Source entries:
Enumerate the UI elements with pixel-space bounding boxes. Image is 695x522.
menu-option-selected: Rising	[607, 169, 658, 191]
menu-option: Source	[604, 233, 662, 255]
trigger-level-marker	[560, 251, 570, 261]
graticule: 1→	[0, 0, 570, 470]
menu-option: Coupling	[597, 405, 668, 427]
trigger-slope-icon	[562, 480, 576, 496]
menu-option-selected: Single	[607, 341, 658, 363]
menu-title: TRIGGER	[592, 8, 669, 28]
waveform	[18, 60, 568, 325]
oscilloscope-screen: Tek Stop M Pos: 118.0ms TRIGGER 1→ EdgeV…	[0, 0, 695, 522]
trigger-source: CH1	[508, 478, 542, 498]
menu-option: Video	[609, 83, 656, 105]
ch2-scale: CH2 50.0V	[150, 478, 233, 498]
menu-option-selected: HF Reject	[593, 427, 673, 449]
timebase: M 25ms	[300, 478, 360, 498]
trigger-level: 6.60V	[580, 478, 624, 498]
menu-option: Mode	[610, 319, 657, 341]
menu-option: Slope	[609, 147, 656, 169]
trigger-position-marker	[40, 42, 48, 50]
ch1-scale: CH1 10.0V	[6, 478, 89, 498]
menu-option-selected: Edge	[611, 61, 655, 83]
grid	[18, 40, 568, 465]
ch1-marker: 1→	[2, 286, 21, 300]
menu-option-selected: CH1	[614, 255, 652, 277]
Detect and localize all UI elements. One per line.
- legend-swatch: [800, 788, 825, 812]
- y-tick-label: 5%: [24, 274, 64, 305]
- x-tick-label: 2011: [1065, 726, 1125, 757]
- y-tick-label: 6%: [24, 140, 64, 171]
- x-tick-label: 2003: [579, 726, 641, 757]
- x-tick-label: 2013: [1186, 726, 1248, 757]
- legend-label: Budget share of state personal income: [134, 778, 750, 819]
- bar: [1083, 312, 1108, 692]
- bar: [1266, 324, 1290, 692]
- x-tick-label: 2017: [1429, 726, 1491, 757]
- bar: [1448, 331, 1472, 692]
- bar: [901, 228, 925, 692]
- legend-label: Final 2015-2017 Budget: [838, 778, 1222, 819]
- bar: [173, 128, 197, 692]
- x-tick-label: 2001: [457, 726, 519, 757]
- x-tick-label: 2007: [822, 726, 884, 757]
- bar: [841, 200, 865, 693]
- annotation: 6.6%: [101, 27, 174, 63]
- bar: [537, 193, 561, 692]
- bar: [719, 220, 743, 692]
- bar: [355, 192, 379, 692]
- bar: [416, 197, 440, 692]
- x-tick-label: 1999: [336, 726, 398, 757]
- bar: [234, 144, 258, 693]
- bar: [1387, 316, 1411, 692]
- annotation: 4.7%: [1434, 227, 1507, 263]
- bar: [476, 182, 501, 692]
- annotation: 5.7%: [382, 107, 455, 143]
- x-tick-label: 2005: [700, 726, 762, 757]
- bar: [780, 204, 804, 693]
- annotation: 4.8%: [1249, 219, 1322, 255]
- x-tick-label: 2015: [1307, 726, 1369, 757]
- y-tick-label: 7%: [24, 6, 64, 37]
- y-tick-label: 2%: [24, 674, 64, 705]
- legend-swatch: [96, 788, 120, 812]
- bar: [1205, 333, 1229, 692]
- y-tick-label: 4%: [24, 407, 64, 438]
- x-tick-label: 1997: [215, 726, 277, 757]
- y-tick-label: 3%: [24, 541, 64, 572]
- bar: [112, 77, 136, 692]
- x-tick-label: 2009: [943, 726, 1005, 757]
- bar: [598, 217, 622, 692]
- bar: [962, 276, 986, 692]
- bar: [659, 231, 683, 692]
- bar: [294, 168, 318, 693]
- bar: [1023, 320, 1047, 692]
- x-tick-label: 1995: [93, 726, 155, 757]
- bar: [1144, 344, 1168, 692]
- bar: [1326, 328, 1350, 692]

**WHAT IS BEING ASKED**
Please transcribe every line of the entries above, keeping each character unchanged.

**ANSWER TO THE TASK**
Enumerate the UI elements with pixel-space bounding boxes. Image is 695x522.
menu-option-selected: Rising	[607, 169, 658, 191]
menu-option: Source	[604, 233, 662, 255]
trigger-level-marker	[560, 251, 570, 261]
graticule: 1→	[0, 0, 570, 470]
menu-option: Coupling	[597, 405, 668, 427]
trigger-slope-icon	[562, 480, 576, 496]
menu-option-selected: Single	[607, 341, 658, 363]
menu-title: TRIGGER	[592, 8, 669, 28]
waveform	[18, 60, 568, 325]
oscilloscope-screen: Tek Stop M Pos: 118.0ms TRIGGER 1→ EdgeV…	[0, 0, 695, 522]
trigger-source: CH1	[508, 478, 542, 498]
menu-option: Video	[609, 83, 656, 105]
ch2-scale: CH2 50.0V	[150, 478, 233, 498]
menu-option-selected: HF Reject	[593, 427, 673, 449]
timebase: M 25ms	[300, 478, 360, 498]
trigger-level: 6.60V	[580, 478, 624, 498]
menu-option: Mode	[610, 319, 657, 341]
menu-option: Slope	[609, 147, 656, 169]
trigger-position-marker	[40, 42, 48, 50]
ch1-scale: CH1 10.0V	[6, 478, 89, 498]
menu-option-selected: Edge	[611, 61, 655, 83]
grid	[18, 40, 568, 465]
ch1-marker: 1→	[2, 286, 21, 300]
menu-option-selected: CH1	[614, 255, 652, 277]
Detect and localize all UI elements. One per line.
- legend-swatch: [800, 788, 825, 812]
- y-tick-label: 5%: [24, 274, 64, 305]
- x-tick-label: 2011: [1065, 726, 1125, 757]
- y-tick-label: 6%: [24, 140, 64, 171]
- x-tick-label: 2003: [579, 726, 641, 757]
- x-tick-label: 2013: [1186, 726, 1248, 757]
- legend-label: Budget share of state personal income: [134, 778, 750, 819]
- bar: [1083, 312, 1108, 692]
- bar: [1266, 324, 1290, 692]
- x-tick-label: 2017: [1429, 726, 1491, 757]
- bar: [1448, 331, 1472, 692]
- bar: [901, 228, 925, 692]
- legend-label: Final 2015-2017 Budget: [838, 778, 1222, 819]
- bar: [173, 128, 197, 692]
- x-tick-label: 2001: [457, 726, 519, 757]
- x-tick-label: 2007: [822, 726, 884, 757]
- bar: [841, 200, 865, 693]
- annotation: 6.6%: [101, 27, 174, 63]
- bar: [537, 193, 561, 692]
- bar: [719, 220, 743, 692]
- bar: [355, 192, 379, 692]
- bar: [416, 197, 440, 692]
- x-tick-label: 1999: [336, 726, 398, 757]
- bar: [234, 144, 258, 693]
- bar: [1387, 316, 1411, 692]
- annotation: 4.7%: [1434, 227, 1507, 263]
- bar: [476, 182, 501, 692]
- annotation: 5.7%: [382, 107, 455, 143]
- x-tick-label: 2005: [700, 726, 762, 757]
- bar: [780, 204, 804, 693]
- annotation: 4.8%: [1249, 219, 1322, 255]
- x-tick-label: 2015: [1307, 726, 1369, 757]
- y-tick-label: 7%: [24, 6, 64, 37]
- y-tick-label: 2%: [24, 674, 64, 705]
- legend-swatch: [96, 788, 120, 812]
- bar: [1205, 333, 1229, 692]
- y-tick-label: 4%: [24, 407, 64, 438]
- x-tick-label: 1997: [215, 726, 277, 757]
- y-tick-label: 3%: [24, 541, 64, 572]
- bar: [112, 77, 136, 692]
- x-tick-label: 2009: [943, 726, 1005, 757]
- bar: [598, 217, 622, 692]
- bar: [962, 276, 986, 692]
- bar: [659, 231, 683, 692]
- bar: [294, 168, 318, 693]
- bar: [1023, 320, 1047, 692]
- x-tick-label: 1995: [93, 726, 155, 757]
- bar: [1144, 344, 1168, 692]
- bar: [1326, 328, 1350, 692]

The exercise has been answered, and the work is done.